[Start of Records supplied]

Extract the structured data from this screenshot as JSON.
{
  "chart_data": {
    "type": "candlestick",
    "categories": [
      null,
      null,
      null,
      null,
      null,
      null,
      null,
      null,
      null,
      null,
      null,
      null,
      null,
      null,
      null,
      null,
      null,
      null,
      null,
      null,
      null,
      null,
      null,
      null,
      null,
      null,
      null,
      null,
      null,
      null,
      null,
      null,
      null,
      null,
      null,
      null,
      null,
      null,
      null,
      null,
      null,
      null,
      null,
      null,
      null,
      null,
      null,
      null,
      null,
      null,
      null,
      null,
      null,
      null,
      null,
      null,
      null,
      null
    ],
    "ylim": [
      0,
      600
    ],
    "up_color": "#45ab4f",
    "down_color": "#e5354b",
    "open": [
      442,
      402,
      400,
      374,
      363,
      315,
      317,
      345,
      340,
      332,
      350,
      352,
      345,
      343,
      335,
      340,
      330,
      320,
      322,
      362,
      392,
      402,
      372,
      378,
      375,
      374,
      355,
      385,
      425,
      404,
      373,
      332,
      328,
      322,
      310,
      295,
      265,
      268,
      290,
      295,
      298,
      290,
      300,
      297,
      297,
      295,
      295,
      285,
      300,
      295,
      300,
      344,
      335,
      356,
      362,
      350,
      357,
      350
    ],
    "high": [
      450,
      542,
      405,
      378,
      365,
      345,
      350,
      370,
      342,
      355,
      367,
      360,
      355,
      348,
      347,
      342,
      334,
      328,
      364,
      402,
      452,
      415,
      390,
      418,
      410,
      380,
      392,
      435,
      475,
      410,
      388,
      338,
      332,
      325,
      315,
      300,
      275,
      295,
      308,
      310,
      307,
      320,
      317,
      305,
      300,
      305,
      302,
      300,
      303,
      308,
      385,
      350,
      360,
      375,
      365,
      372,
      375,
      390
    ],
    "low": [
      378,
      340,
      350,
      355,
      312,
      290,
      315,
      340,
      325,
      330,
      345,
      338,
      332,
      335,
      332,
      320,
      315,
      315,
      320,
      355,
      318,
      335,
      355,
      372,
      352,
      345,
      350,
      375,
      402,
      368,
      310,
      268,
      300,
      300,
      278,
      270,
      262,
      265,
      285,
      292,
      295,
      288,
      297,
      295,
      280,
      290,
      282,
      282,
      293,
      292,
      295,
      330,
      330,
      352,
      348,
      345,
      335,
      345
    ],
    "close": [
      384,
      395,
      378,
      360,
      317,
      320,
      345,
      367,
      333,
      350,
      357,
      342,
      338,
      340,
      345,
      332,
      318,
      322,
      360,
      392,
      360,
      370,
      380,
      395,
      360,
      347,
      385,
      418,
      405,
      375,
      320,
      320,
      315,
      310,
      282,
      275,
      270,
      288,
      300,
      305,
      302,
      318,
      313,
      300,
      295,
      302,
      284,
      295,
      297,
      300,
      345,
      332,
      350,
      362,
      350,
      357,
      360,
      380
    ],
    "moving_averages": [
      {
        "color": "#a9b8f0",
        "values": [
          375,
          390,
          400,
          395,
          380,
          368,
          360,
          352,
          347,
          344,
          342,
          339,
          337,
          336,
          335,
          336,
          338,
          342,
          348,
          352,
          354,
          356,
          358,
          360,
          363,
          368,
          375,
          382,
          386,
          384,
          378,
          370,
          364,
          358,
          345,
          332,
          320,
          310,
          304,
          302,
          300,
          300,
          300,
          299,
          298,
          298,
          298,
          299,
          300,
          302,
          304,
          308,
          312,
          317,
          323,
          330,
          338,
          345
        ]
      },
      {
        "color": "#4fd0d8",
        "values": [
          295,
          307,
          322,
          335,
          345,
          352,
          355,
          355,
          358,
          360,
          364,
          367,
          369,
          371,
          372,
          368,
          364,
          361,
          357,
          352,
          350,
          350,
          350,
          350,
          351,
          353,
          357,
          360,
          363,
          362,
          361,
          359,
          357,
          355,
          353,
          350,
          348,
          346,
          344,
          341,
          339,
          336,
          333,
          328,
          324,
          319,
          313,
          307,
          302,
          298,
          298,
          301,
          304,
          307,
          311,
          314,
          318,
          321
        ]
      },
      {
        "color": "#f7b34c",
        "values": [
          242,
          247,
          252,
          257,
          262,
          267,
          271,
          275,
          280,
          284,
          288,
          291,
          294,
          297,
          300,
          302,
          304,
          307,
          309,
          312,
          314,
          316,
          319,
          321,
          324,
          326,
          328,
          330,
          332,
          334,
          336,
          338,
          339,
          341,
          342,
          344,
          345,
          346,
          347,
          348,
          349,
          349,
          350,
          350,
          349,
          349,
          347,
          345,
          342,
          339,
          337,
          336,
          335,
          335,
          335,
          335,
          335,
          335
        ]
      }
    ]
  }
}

[End of Records supplied]
[Start of Records supplied]

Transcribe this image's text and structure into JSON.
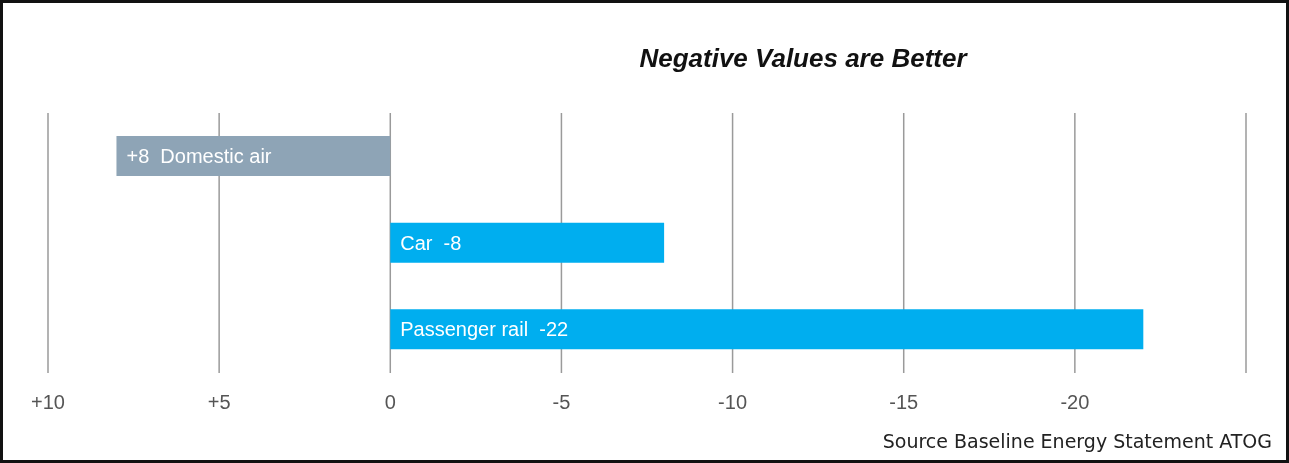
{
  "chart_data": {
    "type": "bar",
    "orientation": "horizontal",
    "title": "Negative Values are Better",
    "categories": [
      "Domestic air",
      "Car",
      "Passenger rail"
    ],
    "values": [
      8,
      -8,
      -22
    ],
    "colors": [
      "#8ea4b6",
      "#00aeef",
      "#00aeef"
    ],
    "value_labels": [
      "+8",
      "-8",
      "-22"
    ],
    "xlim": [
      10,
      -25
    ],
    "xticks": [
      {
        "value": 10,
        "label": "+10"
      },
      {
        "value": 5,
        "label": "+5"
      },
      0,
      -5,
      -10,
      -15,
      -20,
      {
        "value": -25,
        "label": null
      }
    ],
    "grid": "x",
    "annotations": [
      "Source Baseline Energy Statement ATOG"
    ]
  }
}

[End of Records supplied]
[Start of Records supplied]

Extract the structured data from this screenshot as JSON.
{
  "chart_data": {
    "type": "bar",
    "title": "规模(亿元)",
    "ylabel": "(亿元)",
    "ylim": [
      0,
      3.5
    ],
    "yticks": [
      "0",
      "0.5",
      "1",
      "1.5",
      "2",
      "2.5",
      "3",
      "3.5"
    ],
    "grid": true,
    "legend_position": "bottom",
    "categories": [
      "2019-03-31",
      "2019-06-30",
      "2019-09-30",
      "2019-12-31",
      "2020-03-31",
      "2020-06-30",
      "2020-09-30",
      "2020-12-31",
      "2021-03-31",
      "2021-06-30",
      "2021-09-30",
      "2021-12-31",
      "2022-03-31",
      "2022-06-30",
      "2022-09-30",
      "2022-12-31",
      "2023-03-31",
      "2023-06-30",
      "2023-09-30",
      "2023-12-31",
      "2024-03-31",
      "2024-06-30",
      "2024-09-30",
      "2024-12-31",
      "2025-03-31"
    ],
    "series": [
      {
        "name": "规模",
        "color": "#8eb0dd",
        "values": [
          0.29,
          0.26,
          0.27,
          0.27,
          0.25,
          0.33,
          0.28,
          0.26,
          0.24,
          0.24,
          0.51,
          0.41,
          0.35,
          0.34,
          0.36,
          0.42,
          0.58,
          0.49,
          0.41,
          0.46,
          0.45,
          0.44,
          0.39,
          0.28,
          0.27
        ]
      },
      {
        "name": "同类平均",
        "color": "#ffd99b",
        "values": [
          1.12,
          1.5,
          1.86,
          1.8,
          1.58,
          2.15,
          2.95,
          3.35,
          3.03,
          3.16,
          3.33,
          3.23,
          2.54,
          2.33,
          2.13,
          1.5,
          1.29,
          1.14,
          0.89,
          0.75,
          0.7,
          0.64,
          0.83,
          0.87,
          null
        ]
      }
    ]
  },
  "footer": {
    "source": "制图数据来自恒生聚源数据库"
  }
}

[End of Records supplied]

Task instructions
Among the entries above, how many lines hold the word "title"? Reply with only that number.

Answer below
2